> **INPUT**
※ ※ ※
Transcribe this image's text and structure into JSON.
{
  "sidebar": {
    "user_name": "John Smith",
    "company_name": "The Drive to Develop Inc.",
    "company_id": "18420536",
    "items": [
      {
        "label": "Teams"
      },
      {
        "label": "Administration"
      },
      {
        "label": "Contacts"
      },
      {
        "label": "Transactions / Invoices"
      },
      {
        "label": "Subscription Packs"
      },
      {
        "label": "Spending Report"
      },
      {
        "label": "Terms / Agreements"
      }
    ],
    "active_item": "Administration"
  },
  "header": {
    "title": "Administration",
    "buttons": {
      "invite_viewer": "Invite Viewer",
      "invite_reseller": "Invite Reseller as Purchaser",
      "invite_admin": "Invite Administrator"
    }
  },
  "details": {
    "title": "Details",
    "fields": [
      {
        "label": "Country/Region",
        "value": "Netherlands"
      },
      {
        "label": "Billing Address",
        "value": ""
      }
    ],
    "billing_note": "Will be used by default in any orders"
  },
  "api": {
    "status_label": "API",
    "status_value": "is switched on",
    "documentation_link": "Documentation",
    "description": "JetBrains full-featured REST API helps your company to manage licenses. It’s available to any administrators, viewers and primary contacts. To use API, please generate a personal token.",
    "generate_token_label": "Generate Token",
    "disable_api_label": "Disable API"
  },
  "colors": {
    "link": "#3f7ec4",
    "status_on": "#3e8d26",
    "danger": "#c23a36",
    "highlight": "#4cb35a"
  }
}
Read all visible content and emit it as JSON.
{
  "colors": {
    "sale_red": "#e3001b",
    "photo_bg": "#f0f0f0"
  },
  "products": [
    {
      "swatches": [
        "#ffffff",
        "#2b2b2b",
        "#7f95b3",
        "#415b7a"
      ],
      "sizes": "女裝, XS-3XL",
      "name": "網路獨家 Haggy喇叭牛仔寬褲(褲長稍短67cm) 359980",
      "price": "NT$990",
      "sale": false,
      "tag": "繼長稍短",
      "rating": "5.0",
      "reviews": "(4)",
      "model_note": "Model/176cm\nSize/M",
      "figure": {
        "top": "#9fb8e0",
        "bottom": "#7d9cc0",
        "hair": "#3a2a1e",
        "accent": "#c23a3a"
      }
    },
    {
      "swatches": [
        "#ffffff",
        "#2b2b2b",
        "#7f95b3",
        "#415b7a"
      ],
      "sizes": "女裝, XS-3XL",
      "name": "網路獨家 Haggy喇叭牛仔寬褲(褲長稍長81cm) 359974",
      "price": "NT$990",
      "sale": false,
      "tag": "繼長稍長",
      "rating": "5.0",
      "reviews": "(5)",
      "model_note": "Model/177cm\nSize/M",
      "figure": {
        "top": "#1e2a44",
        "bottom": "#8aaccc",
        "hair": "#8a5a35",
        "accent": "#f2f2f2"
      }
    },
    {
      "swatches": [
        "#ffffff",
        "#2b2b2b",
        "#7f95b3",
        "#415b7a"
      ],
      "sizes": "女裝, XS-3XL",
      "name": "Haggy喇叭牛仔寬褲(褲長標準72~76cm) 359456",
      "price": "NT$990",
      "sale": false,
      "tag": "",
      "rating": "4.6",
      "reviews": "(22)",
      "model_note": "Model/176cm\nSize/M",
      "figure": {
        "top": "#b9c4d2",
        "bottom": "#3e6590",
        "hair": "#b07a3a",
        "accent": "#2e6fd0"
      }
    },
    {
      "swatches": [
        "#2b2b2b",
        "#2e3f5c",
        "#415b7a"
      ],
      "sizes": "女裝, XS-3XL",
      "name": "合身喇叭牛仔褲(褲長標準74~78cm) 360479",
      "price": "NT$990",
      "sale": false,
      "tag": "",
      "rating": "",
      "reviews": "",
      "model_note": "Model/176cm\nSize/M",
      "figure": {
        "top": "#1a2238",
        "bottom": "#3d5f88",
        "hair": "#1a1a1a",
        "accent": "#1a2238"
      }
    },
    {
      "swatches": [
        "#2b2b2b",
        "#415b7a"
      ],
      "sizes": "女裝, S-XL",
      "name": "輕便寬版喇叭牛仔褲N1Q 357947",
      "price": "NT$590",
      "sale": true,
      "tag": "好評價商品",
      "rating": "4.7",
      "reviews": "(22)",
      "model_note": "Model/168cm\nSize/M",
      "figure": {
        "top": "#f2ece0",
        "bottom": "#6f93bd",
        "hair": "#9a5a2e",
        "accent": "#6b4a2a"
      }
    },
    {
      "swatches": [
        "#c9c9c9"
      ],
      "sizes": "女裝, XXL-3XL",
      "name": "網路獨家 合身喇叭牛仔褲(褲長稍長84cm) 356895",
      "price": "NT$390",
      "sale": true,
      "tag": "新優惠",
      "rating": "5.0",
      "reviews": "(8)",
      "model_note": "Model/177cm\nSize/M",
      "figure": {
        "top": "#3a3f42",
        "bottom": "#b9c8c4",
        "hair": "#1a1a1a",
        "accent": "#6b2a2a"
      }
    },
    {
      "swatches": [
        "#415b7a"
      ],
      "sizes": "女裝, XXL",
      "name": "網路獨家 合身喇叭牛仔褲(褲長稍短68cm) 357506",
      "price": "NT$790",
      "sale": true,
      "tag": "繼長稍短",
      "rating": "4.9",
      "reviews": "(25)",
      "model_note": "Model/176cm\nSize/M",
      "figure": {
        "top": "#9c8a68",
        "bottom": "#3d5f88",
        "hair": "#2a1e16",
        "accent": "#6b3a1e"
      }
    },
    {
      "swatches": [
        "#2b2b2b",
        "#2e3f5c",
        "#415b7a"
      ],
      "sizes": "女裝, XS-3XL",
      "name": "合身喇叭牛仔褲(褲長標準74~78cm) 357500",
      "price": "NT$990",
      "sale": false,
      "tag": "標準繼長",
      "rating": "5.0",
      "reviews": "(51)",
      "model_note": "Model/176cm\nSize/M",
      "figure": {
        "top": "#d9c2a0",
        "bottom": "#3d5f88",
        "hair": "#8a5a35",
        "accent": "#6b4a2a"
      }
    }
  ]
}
※ ※ ※
> **THE EXERCISE**
Nothing should be left out: repeat all of the data exactly.

> **OUTPUT FOR THIS TASK**
Transcribe this image's text and structure into JSON.
{
  "sidebar": {
    "user_name": "John Smith",
    "company_name": "The Drive to Develop Inc.",
    "company_id": "18420536",
    "items": [
      {
        "label": "Teams"
      },
      {
        "label": "Administration"
      },
      {
        "label": "Contacts"
      },
      {
        "label": "Transactions / Invoices"
      },
      {
        "label": "Subscription Packs"
      },
      {
        "label": "Spending Report"
      },
      {
        "label": "Terms / Agreements"
      }
    ],
    "active_item": "Administration"
  },
  "header": {
    "title": "Administration",
    "buttons": {
      "invite_viewer": "Invite Viewer",
      "invite_reseller": "Invite Reseller as Purchaser",
      "invite_admin": "Invite Administrator"
    }
  },
  "details": {
    "title": "Details",
    "fields": [
      {
        "label": "Country/Region",
        "value": "Netherlands"
      },
      {
        "label": "Billing Address",
        "value": ""
      }
    ],
    "billing_note": "Will be used by default in any orders"
  },
  "api": {
    "status_label": "API",
    "status_value": "is switched on",
    "documentation_link": "Documentation",
    "description": "JetBrains full-featured REST API helps your company to manage licenses. It’s available to any administrators, viewers and primary contacts. To use API, please generate a personal token.",
    "generate_token_label": "Generate Token",
    "disable_api_label": "Disable API"
  },
  "colors": {
    "link": "#3f7ec4",
    "status_on": "#3e8d26",
    "danger": "#c23a36",
    "highlight": "#4cb35a"
  }
}
Read all visible content and emit it as JSON.
{
  "colors": {
    "sale_red": "#e3001b",
    "photo_bg": "#f0f0f0"
  },
  "products": [
    {
      "swatches": [
        "#ffffff",
        "#2b2b2b",
        "#7f95b3",
        "#415b7a"
      ],
      "sizes": "女裝, XS-3XL",
      "name": "網路獨家 Haggy喇叭牛仔寬褲(褲長稍短67cm) 359980",
      "price": "NT$990",
      "sale": false,
      "tag": "繼長稍短",
      "rating": "5.0",
      "reviews": "(4)",
      "model_note": "Model/176cm\nSize/M",
      "figure": {
        "top": "#9fb8e0",
        "bottom": "#7d9cc0",
        "hair": "#3a2a1e",
        "accent": "#c23a3a"
      }
    },
    {
      "swatches": [
        "#ffffff",
        "#2b2b2b",
        "#7f95b3",
        "#415b7a"
      ],
      "sizes": "女裝, XS-3XL",
      "name": "網路獨家 Haggy喇叭牛仔寬褲(褲長稍長81cm) 359974",
      "price": "NT$990",
      "sale": false,
      "tag": "繼長稍長",
      "rating": "5.0",
      "reviews": "(5)",
      "model_note": "Model/177cm\nSize/M",
      "figure": {
        "top": "#1e2a44",
        "bottom": "#8aaccc",
        "hair": "#8a5a35",
        "accent": "#f2f2f2"
      }
    },
    {
      "swatches": [
        "#ffffff",
        "#2b2b2b",
        "#7f95b3",
        "#415b7a"
      ],
      "sizes": "女裝, XS-3XL",
      "name": "Haggy喇叭牛仔寬褲(褲長標準72~76cm) 359456",
      "price": "NT$990",
      "sale": false,
      "tag": "",
      "rating": "4.6",
      "reviews": "(22)",
      "model_note": "Model/176cm\nSize/M",
      "figure": {
        "top": "#b9c4d2",
        "bottom": "#3e6590",
        "hair": "#b07a3a",
        "accent": "#2e6fd0"
      }
    },
    {
      "swatches": [
        "#2b2b2b",
        "#2e3f5c",
        "#415b7a"
      ],
      "sizes": "女裝, XS-3XL",
      "name": "合身喇叭牛仔褲(褲長標準74~78cm) 360479",
      "price": "NT$990",
      "sale": false,
      "tag": "",
      "rating": "",
      "reviews": "",
      "model_note": "Model/176cm\nSize/M",
      "figure": {
        "top": "#1a2238",
        "bottom": "#3d5f88",
        "hair": "#1a1a1a",
        "accent": "#1a2238"
      }
    },
    {
      "swatches": [
        "#2b2b2b",
        "#415b7a"
      ],
      "sizes": "女裝, S-XL",
      "name": "輕便寬版喇叭牛仔褲N1Q 357947",
      "price": "NT$590",
      "sale": true,
      "tag": "好評價商品",
      "rating": "4.7",
      "reviews": "(22)",
      "model_note": "Model/168cm\nSize/M",
      "figure": {
        "top": "#f2ece0",
        "bottom": "#6f93bd",
        "hair": "#9a5a2e",
        "accent": "#6b4a2a"
      }
    },
    {
      "swatches": [
        "#c9c9c9"
      ],
      "sizes": "女裝, XXL-3XL",
      "name": "網路獨家 合身喇叭牛仔褲(褲長稍長84cm) 356895",
      "price": "NT$390",
      "sale": true,
      "tag": "新優惠",
      "rating": "5.0",
      "reviews": "(8)",
      "model_note": "Model/177cm\nSize/M",
      "figure": {
        "top": "#3a3f42",
        "bottom": "#b9c8c4",
        "hair": "#1a1a1a",
        "accent": "#6b2a2a"
      }
    },
    {
      "swatches": [
        "#415b7a"
      ],
      "sizes": "女裝, XXL",
      "name": "網路獨家 合身喇叭牛仔褲(褲長稍短68cm) 357506",
      "price": "NT$790",
      "sale": true,
      "tag": "繼長稍短",
      "rating": "4.9",
      "reviews": "(25)",
      "model_note": "Model/176cm\nSize/M",
      "figure": {
        "top": "#9c8a68",
        "bottom": "#3d5f88",
        "hair": "#2a1e16",
        "accent": "#6b3a1e"
      }
    },
    {
      "swatches": [
        "#2b2b2b",
        "#2e3f5c",
        "#415b7a"
      ],
      "sizes": "女裝, XS-3XL",
      "name": "合身喇叭牛仔褲(褲長標準74~78cm) 357500",
      "price": "NT$990",
      "sale": false,
      "tag": "標準繼長",
      "rating": "5.0",
      "reviews": "(51)",
      "model_note": "Model/176cm\nSize/M",
      "figure": {
        "top": "#d9c2a0",
        "bottom": "#3d5f88",
        "hair": "#8a5a35",
        "accent": "#6b4a2a"
      }
    }
  ]
}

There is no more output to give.